══ Records for this exercise ══
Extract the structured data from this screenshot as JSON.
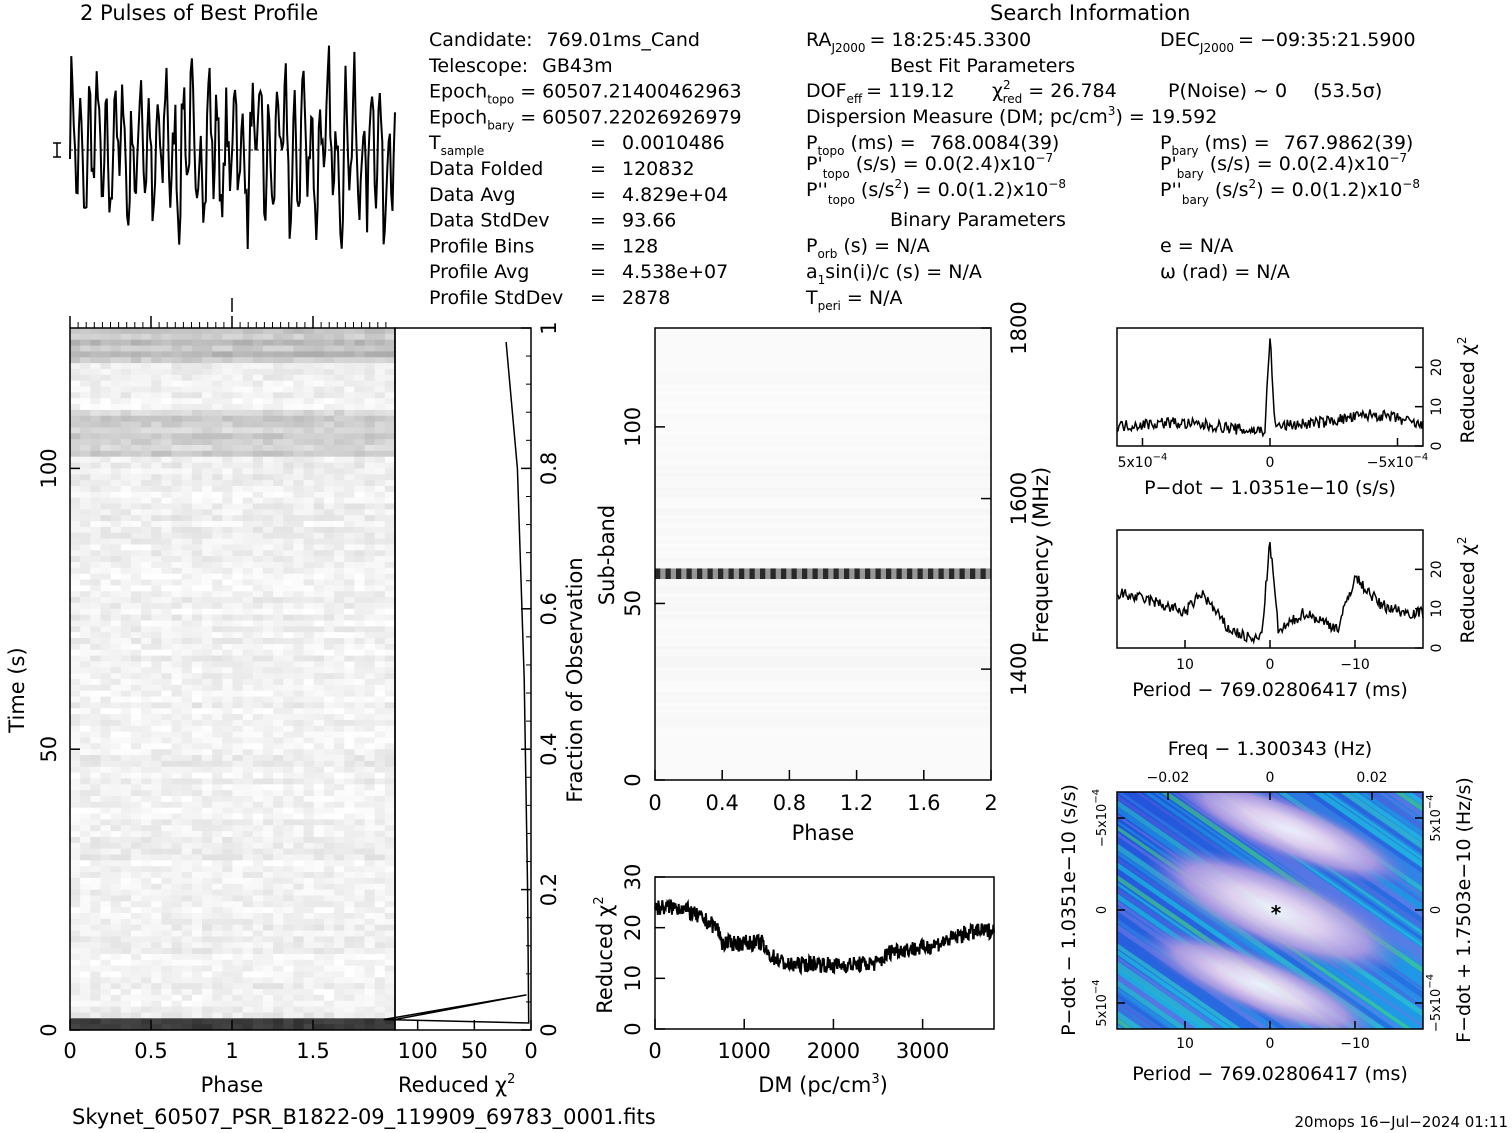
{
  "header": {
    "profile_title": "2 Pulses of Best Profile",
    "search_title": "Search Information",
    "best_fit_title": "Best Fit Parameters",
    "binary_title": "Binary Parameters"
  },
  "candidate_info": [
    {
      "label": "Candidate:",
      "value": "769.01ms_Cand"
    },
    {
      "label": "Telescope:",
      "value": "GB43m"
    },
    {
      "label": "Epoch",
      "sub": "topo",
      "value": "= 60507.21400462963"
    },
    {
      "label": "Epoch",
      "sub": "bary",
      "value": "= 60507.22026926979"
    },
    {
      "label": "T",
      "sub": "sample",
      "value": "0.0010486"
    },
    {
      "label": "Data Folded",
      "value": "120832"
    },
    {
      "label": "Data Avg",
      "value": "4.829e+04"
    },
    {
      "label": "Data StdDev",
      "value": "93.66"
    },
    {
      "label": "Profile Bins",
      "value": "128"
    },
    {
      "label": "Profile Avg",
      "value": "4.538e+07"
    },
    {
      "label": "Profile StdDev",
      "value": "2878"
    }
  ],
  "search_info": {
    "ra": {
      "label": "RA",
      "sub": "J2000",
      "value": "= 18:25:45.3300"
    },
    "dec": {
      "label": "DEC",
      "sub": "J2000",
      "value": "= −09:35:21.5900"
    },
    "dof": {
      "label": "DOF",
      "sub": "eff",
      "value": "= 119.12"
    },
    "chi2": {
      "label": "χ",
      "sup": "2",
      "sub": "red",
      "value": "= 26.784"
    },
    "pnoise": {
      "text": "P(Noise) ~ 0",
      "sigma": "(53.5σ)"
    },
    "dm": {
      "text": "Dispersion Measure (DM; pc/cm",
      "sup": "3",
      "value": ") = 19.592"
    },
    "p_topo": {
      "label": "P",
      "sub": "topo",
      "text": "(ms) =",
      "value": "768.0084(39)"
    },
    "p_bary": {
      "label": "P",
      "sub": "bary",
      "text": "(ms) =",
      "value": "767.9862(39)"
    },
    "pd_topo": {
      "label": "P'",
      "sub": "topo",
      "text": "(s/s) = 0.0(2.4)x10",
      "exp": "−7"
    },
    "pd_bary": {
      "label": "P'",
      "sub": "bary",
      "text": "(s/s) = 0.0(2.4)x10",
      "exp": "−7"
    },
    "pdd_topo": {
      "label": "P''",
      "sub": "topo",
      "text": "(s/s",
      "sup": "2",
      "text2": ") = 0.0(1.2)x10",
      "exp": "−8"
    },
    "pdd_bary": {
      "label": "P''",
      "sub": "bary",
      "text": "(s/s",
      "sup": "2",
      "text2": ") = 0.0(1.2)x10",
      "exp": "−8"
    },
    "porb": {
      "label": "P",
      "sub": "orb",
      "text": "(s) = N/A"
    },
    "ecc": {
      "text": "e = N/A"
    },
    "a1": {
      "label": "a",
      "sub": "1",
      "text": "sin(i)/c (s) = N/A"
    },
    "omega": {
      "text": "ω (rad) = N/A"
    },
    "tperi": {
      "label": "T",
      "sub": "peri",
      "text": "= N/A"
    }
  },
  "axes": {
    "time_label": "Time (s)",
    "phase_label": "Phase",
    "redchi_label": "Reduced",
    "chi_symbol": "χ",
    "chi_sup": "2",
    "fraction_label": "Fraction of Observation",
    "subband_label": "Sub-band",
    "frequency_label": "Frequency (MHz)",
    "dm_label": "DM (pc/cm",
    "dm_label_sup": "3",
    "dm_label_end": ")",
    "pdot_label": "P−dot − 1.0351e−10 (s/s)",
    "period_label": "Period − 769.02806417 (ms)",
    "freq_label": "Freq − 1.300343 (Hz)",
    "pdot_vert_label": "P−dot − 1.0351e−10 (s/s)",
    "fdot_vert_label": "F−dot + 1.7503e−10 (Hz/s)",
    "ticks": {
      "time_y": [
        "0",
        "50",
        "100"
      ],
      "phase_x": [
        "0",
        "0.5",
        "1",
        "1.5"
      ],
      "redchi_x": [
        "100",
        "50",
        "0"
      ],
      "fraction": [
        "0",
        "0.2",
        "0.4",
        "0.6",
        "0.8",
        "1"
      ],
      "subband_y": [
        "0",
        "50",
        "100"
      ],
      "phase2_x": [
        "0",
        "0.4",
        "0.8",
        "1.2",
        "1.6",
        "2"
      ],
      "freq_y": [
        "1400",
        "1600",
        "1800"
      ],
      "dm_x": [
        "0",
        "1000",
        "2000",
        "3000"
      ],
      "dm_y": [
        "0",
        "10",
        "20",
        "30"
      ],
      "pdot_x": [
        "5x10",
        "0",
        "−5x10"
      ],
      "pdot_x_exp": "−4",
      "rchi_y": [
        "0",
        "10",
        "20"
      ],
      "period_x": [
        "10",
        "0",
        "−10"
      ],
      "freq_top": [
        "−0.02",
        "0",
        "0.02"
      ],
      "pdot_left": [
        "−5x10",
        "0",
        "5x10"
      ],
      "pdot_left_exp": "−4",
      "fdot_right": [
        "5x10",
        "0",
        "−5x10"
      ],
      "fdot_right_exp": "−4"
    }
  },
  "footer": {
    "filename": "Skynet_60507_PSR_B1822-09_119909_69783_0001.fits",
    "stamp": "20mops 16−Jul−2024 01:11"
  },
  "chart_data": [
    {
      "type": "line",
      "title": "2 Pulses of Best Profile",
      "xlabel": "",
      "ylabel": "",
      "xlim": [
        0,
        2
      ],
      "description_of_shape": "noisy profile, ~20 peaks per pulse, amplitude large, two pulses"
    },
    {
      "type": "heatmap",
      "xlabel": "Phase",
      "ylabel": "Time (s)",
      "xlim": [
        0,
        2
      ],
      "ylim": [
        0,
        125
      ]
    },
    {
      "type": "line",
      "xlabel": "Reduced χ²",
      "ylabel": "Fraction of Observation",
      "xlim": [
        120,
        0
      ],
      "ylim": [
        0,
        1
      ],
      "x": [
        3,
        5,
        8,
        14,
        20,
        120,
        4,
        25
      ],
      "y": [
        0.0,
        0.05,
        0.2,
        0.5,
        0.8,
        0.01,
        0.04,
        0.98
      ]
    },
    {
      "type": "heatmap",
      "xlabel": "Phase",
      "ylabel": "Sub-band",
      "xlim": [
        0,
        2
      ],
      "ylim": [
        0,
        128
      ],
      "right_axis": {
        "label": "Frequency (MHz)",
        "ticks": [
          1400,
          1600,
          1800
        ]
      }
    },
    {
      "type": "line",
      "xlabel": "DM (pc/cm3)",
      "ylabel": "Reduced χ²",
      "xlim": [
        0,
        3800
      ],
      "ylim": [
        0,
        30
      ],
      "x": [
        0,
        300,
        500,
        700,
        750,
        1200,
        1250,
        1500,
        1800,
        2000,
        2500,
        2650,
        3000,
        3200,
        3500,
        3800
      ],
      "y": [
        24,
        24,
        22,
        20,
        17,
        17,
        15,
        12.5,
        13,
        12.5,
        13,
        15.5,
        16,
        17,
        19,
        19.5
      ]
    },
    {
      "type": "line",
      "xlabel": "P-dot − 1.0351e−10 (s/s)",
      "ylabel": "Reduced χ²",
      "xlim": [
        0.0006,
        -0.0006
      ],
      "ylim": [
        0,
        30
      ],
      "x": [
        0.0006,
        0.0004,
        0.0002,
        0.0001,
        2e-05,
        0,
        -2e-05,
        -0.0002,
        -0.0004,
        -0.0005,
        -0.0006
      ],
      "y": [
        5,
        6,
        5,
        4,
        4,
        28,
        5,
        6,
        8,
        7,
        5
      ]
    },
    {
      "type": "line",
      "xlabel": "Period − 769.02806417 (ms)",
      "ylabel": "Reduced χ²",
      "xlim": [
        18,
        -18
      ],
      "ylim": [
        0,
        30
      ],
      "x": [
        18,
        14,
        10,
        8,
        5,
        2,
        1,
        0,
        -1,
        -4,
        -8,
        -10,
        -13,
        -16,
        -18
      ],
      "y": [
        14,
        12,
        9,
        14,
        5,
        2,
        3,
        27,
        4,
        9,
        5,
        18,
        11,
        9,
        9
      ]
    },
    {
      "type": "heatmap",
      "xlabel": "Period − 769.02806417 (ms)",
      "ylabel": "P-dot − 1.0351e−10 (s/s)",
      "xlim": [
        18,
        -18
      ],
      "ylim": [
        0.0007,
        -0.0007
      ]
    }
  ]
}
═══
Goal - Find all the lines containing "Best" in the material, then copy them.

Answer to this problem -
    "profile_title": "2 Pulses of Best Profile",
    "best_fit_title": "Best Fit Parameters",
      "title": "2 Pulses of Best Profile",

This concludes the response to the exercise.